_Supplied data:_
══════
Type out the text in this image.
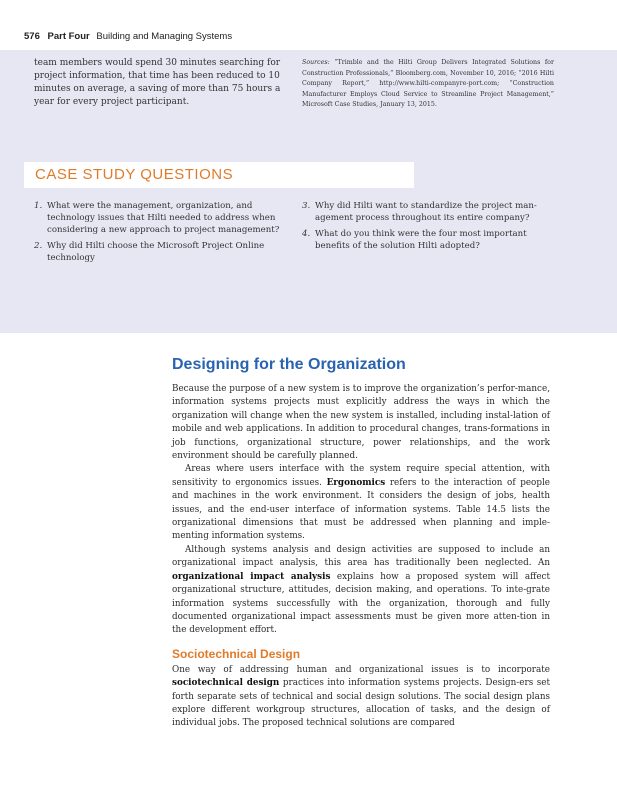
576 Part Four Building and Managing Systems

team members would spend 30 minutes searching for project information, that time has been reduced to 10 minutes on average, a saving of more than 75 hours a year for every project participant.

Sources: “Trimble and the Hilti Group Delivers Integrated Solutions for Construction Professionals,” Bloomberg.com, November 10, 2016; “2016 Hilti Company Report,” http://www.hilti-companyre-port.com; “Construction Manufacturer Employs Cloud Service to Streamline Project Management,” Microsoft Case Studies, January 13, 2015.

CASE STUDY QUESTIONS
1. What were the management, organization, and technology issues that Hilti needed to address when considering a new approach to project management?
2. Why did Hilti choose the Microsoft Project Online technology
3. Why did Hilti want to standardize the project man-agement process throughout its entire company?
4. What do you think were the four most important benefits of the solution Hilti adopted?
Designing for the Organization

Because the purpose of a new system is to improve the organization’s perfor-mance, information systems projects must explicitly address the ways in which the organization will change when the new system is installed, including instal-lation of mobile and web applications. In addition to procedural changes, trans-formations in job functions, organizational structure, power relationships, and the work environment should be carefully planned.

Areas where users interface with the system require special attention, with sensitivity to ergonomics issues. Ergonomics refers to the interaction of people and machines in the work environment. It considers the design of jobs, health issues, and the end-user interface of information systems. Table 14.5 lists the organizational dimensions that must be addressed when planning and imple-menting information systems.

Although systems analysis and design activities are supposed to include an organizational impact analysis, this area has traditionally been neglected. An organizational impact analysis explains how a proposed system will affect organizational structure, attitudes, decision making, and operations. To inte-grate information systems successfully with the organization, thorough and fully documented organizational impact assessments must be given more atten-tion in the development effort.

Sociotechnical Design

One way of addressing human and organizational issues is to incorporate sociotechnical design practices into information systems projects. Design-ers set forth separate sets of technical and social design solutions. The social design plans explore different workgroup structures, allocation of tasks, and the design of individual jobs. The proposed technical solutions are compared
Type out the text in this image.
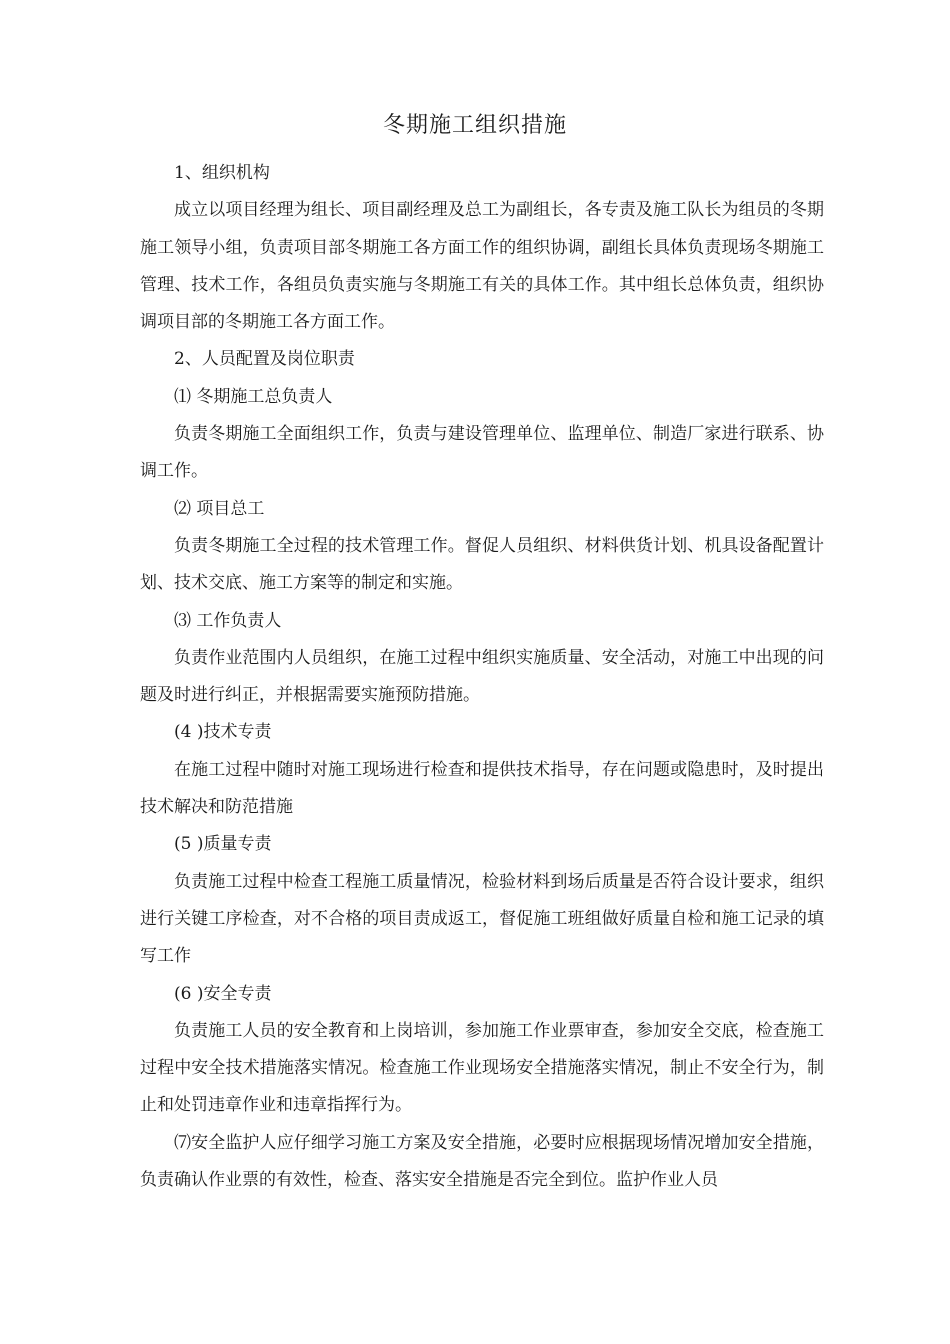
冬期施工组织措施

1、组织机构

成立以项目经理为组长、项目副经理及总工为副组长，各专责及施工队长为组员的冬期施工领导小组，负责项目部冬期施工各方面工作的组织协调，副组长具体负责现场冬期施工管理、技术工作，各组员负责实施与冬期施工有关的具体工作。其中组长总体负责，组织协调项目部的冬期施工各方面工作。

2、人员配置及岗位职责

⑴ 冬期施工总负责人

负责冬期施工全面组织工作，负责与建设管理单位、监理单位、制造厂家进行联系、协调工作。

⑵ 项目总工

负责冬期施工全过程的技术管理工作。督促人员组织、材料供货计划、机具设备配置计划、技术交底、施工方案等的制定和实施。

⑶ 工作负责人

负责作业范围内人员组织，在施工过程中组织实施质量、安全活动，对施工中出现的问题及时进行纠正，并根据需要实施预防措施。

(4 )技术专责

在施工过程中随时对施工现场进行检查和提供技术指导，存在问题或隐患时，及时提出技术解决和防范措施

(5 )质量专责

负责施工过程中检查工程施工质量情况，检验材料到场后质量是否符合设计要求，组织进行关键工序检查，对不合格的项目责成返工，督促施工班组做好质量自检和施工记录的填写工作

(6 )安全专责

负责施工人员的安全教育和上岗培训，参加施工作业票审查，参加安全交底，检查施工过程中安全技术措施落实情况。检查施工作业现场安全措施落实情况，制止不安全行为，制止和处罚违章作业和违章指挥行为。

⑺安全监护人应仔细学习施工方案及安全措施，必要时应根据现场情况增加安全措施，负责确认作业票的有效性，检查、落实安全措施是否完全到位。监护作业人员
══════
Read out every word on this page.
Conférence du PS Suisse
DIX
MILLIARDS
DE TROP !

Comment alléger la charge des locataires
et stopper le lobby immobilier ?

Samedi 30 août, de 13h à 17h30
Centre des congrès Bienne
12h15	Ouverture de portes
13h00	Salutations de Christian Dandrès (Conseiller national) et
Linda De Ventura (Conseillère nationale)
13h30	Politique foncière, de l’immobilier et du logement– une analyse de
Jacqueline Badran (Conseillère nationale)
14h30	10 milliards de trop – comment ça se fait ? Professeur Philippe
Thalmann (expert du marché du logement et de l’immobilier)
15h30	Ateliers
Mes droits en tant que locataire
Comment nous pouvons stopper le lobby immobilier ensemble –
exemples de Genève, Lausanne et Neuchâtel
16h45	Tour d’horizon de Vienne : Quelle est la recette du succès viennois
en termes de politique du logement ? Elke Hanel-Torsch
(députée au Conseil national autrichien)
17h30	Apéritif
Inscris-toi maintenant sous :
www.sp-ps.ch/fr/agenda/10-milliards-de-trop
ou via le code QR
══════
_Problem:_
Collect every line with the string "immobilier" from the records, and copy each.

_Result:_
et stopper le lobby immobilier ?
13h30	Politique foncière, de l’immobilier et du logement– une analyse de
Thalmann (expert du marché du logement et de l’immobilier)
Comment nous pouvons stopper le lobby immobilier ensemble –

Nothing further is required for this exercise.